— Begin Records to process —
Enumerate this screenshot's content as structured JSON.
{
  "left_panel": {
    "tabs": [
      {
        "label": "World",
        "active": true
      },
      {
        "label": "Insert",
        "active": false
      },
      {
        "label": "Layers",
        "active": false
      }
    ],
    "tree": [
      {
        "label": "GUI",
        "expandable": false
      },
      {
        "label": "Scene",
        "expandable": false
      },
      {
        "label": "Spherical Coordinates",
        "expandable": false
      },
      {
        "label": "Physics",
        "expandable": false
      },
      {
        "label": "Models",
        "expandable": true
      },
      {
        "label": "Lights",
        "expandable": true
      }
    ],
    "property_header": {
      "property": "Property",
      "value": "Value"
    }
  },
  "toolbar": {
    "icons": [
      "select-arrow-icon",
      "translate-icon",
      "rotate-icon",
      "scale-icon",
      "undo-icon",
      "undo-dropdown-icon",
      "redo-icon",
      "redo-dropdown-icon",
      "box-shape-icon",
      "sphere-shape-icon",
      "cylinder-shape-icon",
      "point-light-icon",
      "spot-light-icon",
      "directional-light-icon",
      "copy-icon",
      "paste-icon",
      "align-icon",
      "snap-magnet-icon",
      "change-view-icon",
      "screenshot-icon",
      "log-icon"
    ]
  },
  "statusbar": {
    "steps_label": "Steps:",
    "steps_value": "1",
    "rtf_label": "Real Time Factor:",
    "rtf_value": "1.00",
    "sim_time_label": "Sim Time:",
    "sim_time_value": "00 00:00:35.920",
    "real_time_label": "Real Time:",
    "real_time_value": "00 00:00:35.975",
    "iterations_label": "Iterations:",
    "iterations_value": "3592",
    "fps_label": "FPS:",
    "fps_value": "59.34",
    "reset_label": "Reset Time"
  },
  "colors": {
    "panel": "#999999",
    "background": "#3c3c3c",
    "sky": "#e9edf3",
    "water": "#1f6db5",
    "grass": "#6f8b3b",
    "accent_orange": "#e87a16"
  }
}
— End Records to process —
▸ **Aim**
From the data above, copy out every line with the string "screenshot" in it.

▸ **Solved problem**
Enumerate this screenshot's content as structured JSON.
      "screenshot-icon",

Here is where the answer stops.